- **EXERCISE**: Go through the listing below and gather every line with the word "الدين".

◇ ◇ ◇ ◇ ◇ ◇ ◇

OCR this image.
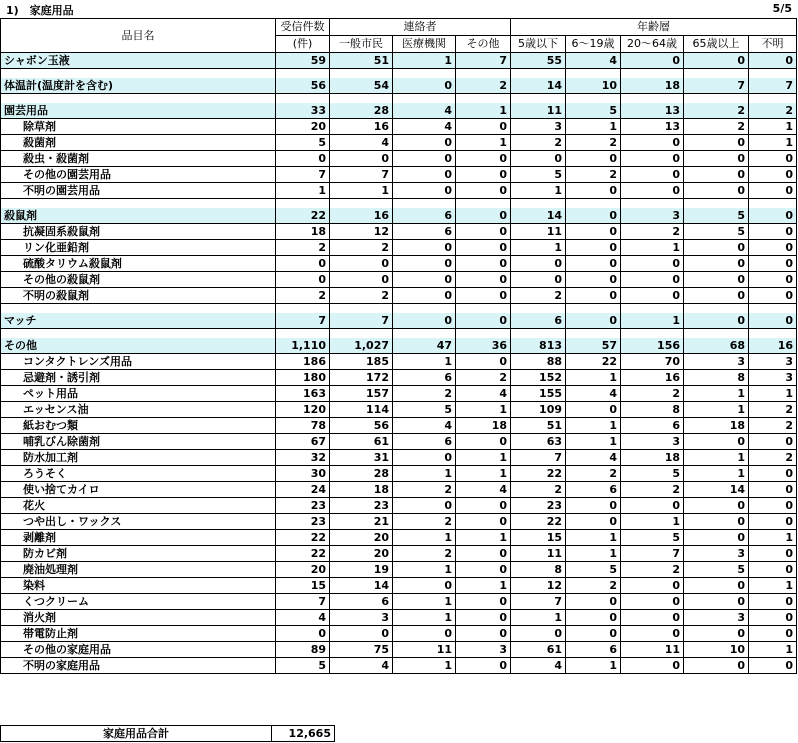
1)　家庭用品	5/5
品目名	受信件数	連絡者			年齢層				
	(件)	一般市民	医療機関	その他	5歳以下	6～19歳	20～64歳	65歳以上	不明
シャボン玉液	59	51	1	7	55	4	0	0	0

体温計(温度計を含む)	56	54	0	2	14	10	18	7	7

園芸用品	33	28	4	1	11	5	13	2	2
除草剤	20	16	4	0	3	1	13	2	1
殺菌剤	5	4	0	1	2	2	0	0	1
殺虫・殺菌剤	0	0	0	0	0	0	0	0	0
その他の園芸用品	7	7	0	0	5	2	0	0	0
不明の園芸用品	1	1	0	0	1	0	0	0	0

殺鼠剤	22	16	6	0	14	0	3	5	0
抗凝固系殺鼠剤	18	12	6	0	11	0	2	5	0
リン化亜鉛剤	2	2	0	0	1	0	1	0	0
硫酸タリウム殺鼠剤	0	0	0	0	0	0	0	0	0
その他の殺鼠剤	0	0	0	0	0	0	0	0	0
不明の殺鼠剤	2	2	0	0	2	0	0	0	0

マッチ	7	7	0	0	6	0	1	0	0

その他	1,110	1,027	47	36	813	57	156	68	16
コンタクトレンズ用品	186	185	1	0	88	22	70	3	3
忌避剤・誘引剤	180	172	6	2	152	1	16	8	3
ペット用品	163	157	2	4	155	4	2	1	1
エッセンス油	120	114	5	1	109	0	8	1	2
紙おむつ類	78	56	4	18	51	1	6	18	2
哺乳びん除菌剤	67	61	6	0	63	1	3	0	0
防水加工剤	32	31	0	1	7	4	18	1	2
ろうそく	30	28	1	1	22	2	5	1	0
使い捨てカイロ	24	18	2	4	2	6	2	14	0
花火	23	23	0	0	23	0	0	0	0
つや出し・ワックス	23	21	2	0	22	0	1	0	0
剥離剤	22	20	1	1	15	1	5	0	1
防カビ剤	22	20	2	0	11	1	7	3	0
廃油処理剤	20	19	1	0	8	5	2	5	0
染料	15	14	0	1	12	2	0	0	1
くつクリーム	7	6	1	0	7	0	0	0	0
消火剤	4	3	1	0	1	0	0	3	0
帯電防止剤	0	0	0	0	0	0	0	0	0
その他の家庭用品	89	75	11	3	61	6	11	10	1
不明の家庭用品	5	4	1	0	4	1	0	0	0
家庭用品合計	12,665
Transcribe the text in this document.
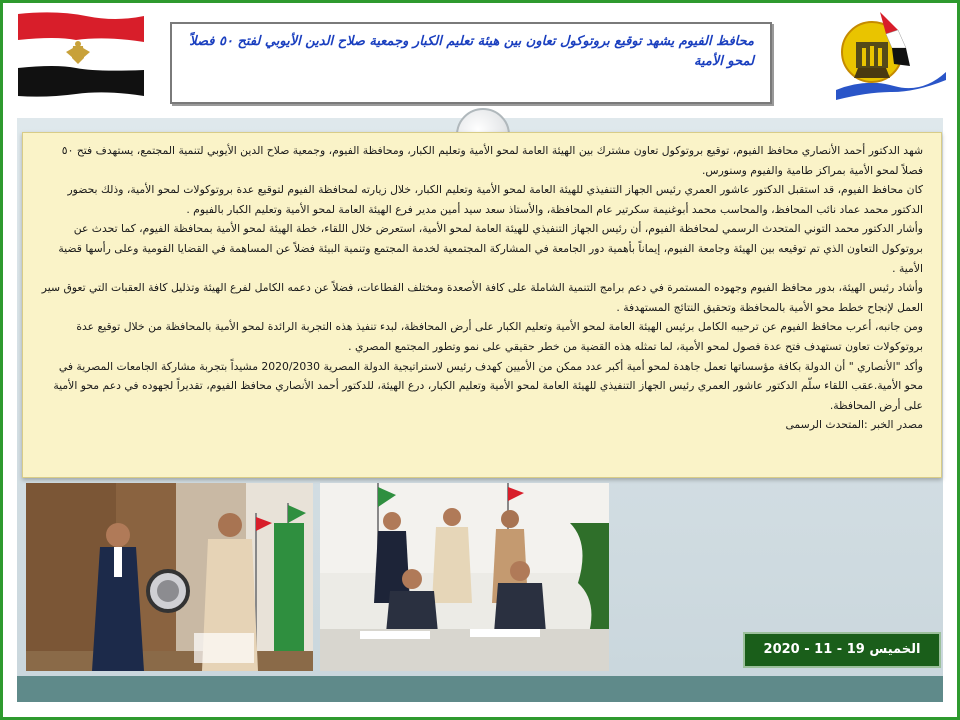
محافظ الفيوم يشهد توقيع بروتوكول تعاون بين هيئة تعليم الكبار وجمعية صلاح الدين الأيوبي لفتح ٥٠ فصلاً لمحو الأمية

شهد الدكتور أحمد الأنصاري محافظ الفيوم، توقيع بروتوكول تعاون مشترك بين الهيئة العامة لمحو الأمية وتعليم الكبار، ومحافظة الفيوم، وجمعية صلاح الدين الأيوبي لتنمية المجتمع، يستهدف فتح ٥٠ فصلاً لمحو الأمية بمراكز طامية والفيوم وسنورس.

كان محافظ الفيوم، قد استقبل الدكتور عاشور العمري رئيس الجهاز التنفيذي للهيئة العامة لمحو الأمية وتعليم الكبار، خلال زيارته لمحافظة الفيوم لتوقيع عدة بروتوكولات لمحو الأمية، وذلك بحضور الدكتور محمد عماد نائب المحافظ، والمحاسب محمد أبوغنيمة سكرتير عام المحافظة، والأستاذ سعد سيد أمين مدير فرع الهيئة العامة لمحو الأمية وتعليم الكبار بالفيوم .

وأشار الدكتور محمد التوني المتحدث الرسمي لمحافظة الفيوم، أن رئيس الجهاز التنفيذي للهيئة العامة لمحو الأمية، استعرض خلال اللقاء، خطة الهيئة لمحو الأمية بمحافظة الفيوم، كما تحدث عن بروتوكول التعاون الذي تم توقيعه بين الهيئة وجامعة الفيوم، إيماناً بأهمية دور الجامعة في المشاركة المجتمعية لخدمة المجتمع وتنمية البيئة فضلاً عن المساهمة في القضايا القومية وعلى رأسها قضية الأمية .

وأشاد رئيس الهيئة، بدور محافظ الفيوم وجهوده المستمرة في دعم برامج التنمية الشاملة على كافة الأصعدة ومختلف القطاعات، فضلاً عن دعمه الكامل لفرع الهيئة وتذليل كافة العقبات التي تعوق سير العمل لإنجاح خطط محو الأمية بالمحافظة وتحقيق النتائج المستهدفة .

ومن جانبه، أعرب محافظ الفيوم عن ترحيبه الكامل برئيس الهيئة العامة لمحو الأمية وتعليم الكبار على أرض المحافظة، لبدء تنفيذ هذه التجربة الرائدة لمحو الأمية بالمحافظة من خلال توقيع عدة بروتوكولات تعاون تستهدف فتح عدة فصول لمحو الأمية، لما تمثله هذه القضية من خطر حقيقي على نمو وتطور المجتمع المصري .

وأكد "الأنصاري " أن الدولة بكافة مؤسساتها تعمل جاهدة لمحو أمية أكبر عدد ممكن من الأميين كهدف رئيس لاستراتيجية الدولة المصرية 2020/2030 مشيداً بتجربة مشاركة الجامعات المصرية في محو الأمية.عقب اللقاء سلّم الدكتور عاشور العمري رئيس الجهاز التنفيذي للهيئة العامة لمحو الأمية وتعليم الكبار، درع الهيئة، للدكتور أحمد الأنصاري محافظ الفيوم، تقديراً لجهوده في دعم محو الأمية على أرض المحافظة.

مصدر الخبر :المتحدث الرسمى

الخميس 19 - 11 - 2020
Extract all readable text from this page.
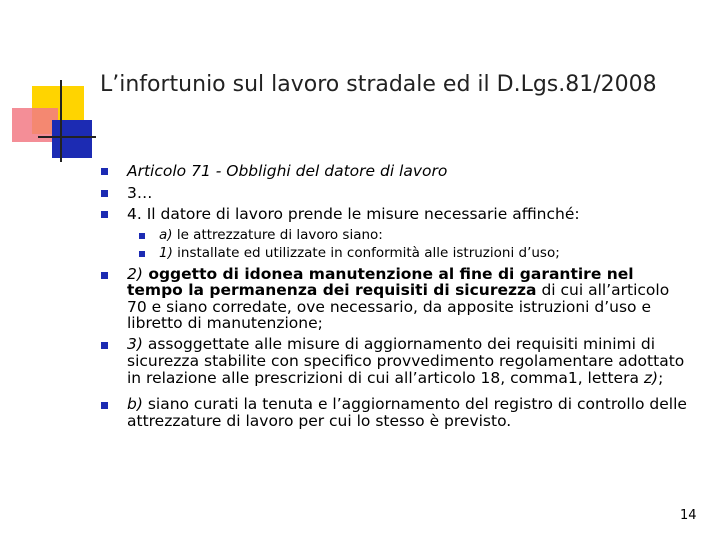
L’infortunio sul lavoro stradale ed il D.Lgs.81/2008
Articolo 71 - Obblighi del datore di lavoro
3…
4. Il datore di lavoro prende le misure necessarie affinché:
a) le attrezzature di lavoro siano:
1) installate ed utilizzate in conformità alle istruzioni d’uso;
2) oggetto di idonea manutenzione al fine di garantire nel
tempo la permanenza dei requisiti di sicurezza di cui all’articolo
70 e siano corredate, ove necessario, da apposite istruzioni d’uso e
libretto di manutenzione;
3) assoggettate alle misure di aggiornamento dei requisiti minimi di
sicurezza stabilite con specifico provvedimento regolamentare adottato
in relazione alle prescrizioni di cui all’articolo 18, comma1, lettera z);
b) siano curati la tenuta e l’aggiornamento del registro di controllo delle
attrezzature di lavoro per cui lo stesso è previsto.
14
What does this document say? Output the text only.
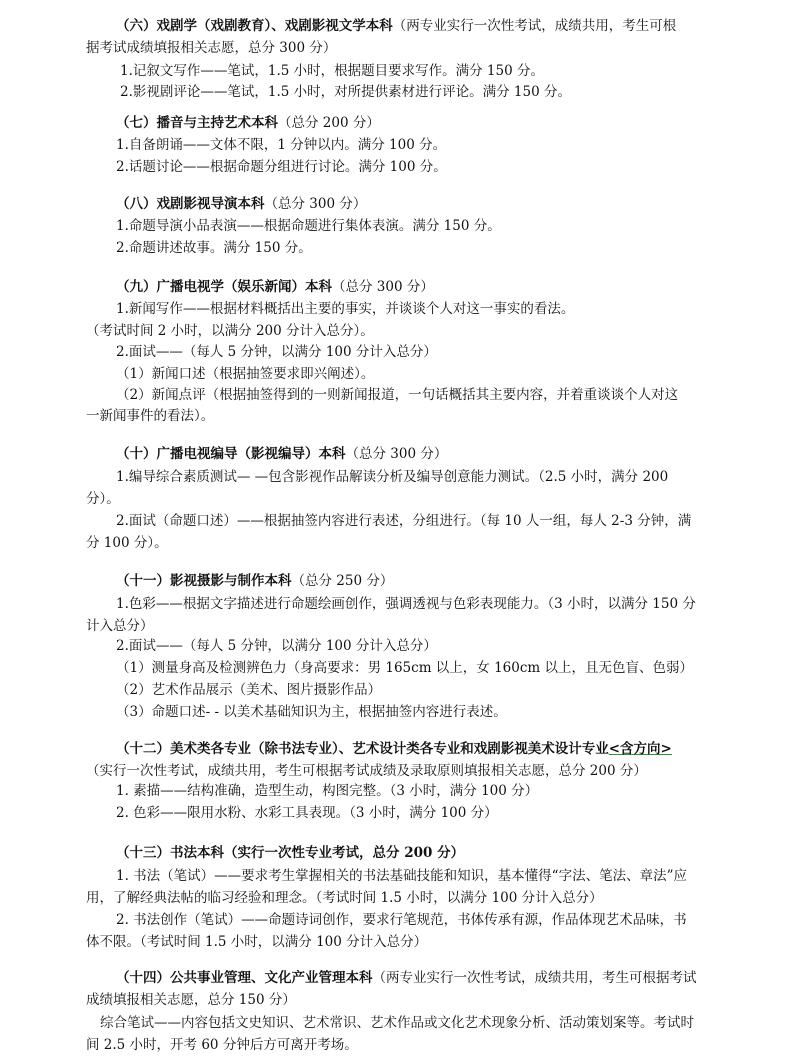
（六）戏剧学（戏剧教育）、戏剧影视文学本科（两专业实行一次性考试，成绩共用，考生可根
据考试成绩填报相关志愿，总分 300 分）
1.记叙文写作——笔试，1.5 小时，根据题目要求写作。满分 150 分。
2.影视剧评论——笔试，1.5 小时，对所提供素材进行评论。满分 150 分。
（七）播音与主持艺术本科（总分 200 分）
1.自备朗诵——文体不限，1 分钟以内。满分 100 分。
2.话题讨论——根据命题分组进行讨论。满分 100 分。
（八）戏剧影视导演本科（总分 300 分）
1.命题导演小品表演——根据命题进行集体表演。满分 150 分。
2.命题讲述故事。满分 150 分。
（九）广播电视学（娱乐新闻）本科（总分 300 分）
1.新闻写作——根据材料概括出主要的事实，并谈谈个人对这一事实的看法。
（考试时间 2 小时，以满分 200 分计入总分）。
2.面试——（每人 5 分钟，以满分 100 分计入总分）
（1）新闻口述（根据抽签要求即兴阐述）。
（2）新闻点评（根据抽签得到的一则新闻报道，一句话概括其主要内容，并着重谈谈个人对这
一新闻事件的看法）。
（十）广播电视编导（影视编导）本科（总分 300 分）
1.编导综合素质测试— —包含影视作品解读分析及编导创意能力测试。（2.5 小时，满分 200 分）。
2.面试（命题口述）——根据抽签内容进行表述，分组进行。（每 10 人一组，每人 2-3 分钟，满分 100 分）。
（十一）影视摄影与制作本科（总分 250 分）
1.色彩——根据文字描述进行命题绘画创作，强调透视与色彩表现能力。（3 小时，以满分 150 分计入总分）
2.面试——（每人 5 分钟，以满分 100 分计入总分）
（1）测量身高及检测辨色力（身高要求：男 165cm 以上，女 160cm 以上，且无色盲、色弱）
（2）艺术作品展示（美术、图片摄影作品）
（3）命题口述- - 以美术基础知识为主，根据抽签内容进行表述。
（十二）美术类各专业（除书法专业）、艺术设计类各专业和戏剧影视美术设计专业<含方向>（实行一次性考试，成绩共用，考生可根据考试成绩及录取原则填报相关志愿，总分 200 分）
1. 素描——结构准确，造型生动，构图完整。（3 小时，满分 100 分）
2. 色彩——限用水粉、水彩工具表现。（3 小时，满分 100 分）
（十三）书法本科（实行一次性专业考试，总分 200 分）
1. 书法（笔试）——要求考生掌握相关的书法基础技能和知识，基本懂得“字法、笔法、章法”应用，了解经典法帖的临习经验和理念。（考试时间 1.5 小时，以满分 100 分计入总分）
2. 书法创作（笔试）——命题诗词创作，要求行笔规范，书体传承有源，作品体现艺术品味，书体不限。（考试时间 1.5 小时，以满分 100 分计入总分）
（十四）公共事业管理、文化产业管理本科（两专业实行一次性考试，成绩共用，考生可根据考试成绩填报相关志愿，总分 150 分）
综合笔试——内容包括文史知识、艺术常识、艺术作品或文化艺术现象分析、活动策划案等。考试时间 2.5 小时，开考 60 分钟后方可离开考场。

◇ ◇ ◇ ◇ ◇ ◇ ◇

- **FINAL ANSWER**:
محافظ الفيوم يشهد توقيع بروتوكول تعاون بين هيئة تعليم الكبار وجمعية صلاح الدين الأيوبي لفتح ٥٠ فصلاً لمحو الأمية
شهد الدكتور أحمد الأنصاري محافظ الفيوم، توقيع بروتوكول تعاون مشترك بين الهيئة العامة لمحو الأمية وتعليم الكبار، ومحافظة الفيوم، وجمعية صلاح الدين الأيوبي لتنمية المجتمع، يستهدف فتح ٥٠ فصلاً لمحو الأمية بمراكز طامية والفيوم وسنورس.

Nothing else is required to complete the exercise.